▸ Aim of the task: Each line in the entries below that holds the string "posture" is to be listed.

==== Rows ====

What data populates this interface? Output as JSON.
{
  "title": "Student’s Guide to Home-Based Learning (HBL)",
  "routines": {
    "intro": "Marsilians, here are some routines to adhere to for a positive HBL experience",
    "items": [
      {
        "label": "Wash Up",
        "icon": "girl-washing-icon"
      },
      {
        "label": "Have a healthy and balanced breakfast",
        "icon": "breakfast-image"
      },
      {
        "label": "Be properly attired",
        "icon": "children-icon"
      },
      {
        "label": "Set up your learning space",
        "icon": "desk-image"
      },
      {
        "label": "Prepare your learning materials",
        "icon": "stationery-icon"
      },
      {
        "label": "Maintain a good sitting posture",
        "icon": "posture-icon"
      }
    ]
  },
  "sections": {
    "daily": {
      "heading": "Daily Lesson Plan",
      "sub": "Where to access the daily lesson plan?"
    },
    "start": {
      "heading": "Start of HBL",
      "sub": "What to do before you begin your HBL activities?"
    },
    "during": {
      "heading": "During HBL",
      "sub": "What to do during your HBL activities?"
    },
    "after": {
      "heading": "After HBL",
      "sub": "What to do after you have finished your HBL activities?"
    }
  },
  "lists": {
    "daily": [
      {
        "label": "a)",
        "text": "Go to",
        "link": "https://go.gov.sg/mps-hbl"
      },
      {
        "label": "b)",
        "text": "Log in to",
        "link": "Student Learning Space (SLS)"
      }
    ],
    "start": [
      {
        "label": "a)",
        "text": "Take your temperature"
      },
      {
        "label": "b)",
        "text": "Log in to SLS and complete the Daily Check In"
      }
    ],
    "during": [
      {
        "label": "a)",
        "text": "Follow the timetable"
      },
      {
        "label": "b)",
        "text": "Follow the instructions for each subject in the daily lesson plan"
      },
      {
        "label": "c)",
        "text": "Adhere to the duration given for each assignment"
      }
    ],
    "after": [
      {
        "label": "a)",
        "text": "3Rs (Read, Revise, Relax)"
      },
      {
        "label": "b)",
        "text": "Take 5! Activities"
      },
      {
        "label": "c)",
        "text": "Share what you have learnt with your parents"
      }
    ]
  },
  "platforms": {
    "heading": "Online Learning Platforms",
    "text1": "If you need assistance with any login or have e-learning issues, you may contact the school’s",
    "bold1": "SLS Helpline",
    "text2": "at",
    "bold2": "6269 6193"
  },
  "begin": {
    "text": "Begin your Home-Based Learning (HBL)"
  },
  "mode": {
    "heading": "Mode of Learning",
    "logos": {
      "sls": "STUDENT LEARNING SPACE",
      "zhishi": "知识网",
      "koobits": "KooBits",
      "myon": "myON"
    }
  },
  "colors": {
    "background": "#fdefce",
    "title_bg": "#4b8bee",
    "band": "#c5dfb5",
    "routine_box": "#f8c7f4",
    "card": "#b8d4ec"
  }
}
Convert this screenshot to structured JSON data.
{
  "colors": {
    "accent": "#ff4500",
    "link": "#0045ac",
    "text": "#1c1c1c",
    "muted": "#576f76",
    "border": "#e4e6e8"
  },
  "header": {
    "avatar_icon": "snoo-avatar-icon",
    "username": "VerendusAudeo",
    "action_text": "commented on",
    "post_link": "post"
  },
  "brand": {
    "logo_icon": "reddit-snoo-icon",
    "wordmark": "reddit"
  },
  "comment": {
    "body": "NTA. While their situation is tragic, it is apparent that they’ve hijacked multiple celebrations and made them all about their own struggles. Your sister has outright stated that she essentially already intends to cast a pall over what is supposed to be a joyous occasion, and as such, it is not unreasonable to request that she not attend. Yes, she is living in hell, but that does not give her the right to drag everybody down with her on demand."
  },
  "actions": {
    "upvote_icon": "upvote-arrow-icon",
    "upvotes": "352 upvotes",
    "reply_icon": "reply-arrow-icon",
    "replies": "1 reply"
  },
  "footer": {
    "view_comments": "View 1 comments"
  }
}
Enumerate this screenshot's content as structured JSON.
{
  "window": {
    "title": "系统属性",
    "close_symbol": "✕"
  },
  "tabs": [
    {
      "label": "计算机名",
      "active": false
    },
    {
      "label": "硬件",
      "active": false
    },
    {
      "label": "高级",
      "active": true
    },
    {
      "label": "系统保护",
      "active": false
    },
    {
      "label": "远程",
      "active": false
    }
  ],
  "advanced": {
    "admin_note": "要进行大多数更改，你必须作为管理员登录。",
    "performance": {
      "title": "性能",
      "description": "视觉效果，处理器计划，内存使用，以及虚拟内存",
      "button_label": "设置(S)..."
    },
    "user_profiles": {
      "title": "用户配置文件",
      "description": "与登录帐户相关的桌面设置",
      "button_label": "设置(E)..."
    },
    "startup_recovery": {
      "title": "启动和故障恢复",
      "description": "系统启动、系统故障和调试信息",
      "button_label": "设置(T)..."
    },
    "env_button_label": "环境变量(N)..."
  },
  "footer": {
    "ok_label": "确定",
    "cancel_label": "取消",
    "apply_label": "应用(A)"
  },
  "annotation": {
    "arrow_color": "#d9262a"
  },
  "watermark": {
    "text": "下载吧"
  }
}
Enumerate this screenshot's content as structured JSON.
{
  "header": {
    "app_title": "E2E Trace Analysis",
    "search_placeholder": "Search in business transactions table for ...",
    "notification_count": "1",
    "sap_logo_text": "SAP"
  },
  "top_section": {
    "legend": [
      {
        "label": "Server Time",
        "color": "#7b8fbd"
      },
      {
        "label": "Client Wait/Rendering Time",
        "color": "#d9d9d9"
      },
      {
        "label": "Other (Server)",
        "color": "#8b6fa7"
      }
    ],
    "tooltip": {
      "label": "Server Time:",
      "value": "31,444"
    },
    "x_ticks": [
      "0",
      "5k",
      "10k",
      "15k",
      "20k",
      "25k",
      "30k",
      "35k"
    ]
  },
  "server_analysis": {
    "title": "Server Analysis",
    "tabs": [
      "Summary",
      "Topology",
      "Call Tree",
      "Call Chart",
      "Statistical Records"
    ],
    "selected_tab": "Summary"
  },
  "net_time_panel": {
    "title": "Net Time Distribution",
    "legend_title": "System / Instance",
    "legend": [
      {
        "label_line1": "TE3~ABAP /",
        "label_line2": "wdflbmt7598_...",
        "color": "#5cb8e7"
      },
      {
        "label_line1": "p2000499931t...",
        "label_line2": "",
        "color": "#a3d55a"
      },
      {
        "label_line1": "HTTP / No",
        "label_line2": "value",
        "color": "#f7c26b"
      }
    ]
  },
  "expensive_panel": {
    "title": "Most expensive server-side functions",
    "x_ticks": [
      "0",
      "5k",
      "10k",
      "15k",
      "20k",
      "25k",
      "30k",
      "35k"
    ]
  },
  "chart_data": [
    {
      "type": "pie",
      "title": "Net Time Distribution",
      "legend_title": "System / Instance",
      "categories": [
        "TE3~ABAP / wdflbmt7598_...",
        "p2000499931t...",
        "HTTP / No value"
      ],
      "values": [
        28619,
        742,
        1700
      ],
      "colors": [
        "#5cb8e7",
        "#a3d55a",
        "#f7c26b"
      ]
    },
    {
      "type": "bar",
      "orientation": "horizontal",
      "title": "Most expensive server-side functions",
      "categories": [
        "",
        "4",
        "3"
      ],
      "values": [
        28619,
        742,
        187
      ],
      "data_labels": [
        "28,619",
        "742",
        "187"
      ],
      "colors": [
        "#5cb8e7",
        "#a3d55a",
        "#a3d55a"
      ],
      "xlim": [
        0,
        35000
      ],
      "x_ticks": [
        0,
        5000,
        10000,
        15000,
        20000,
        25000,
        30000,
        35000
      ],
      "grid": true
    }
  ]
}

====

▸ Correct output:
        "label": "Maintain a good sitting posture",
        "icon": "posture-icon"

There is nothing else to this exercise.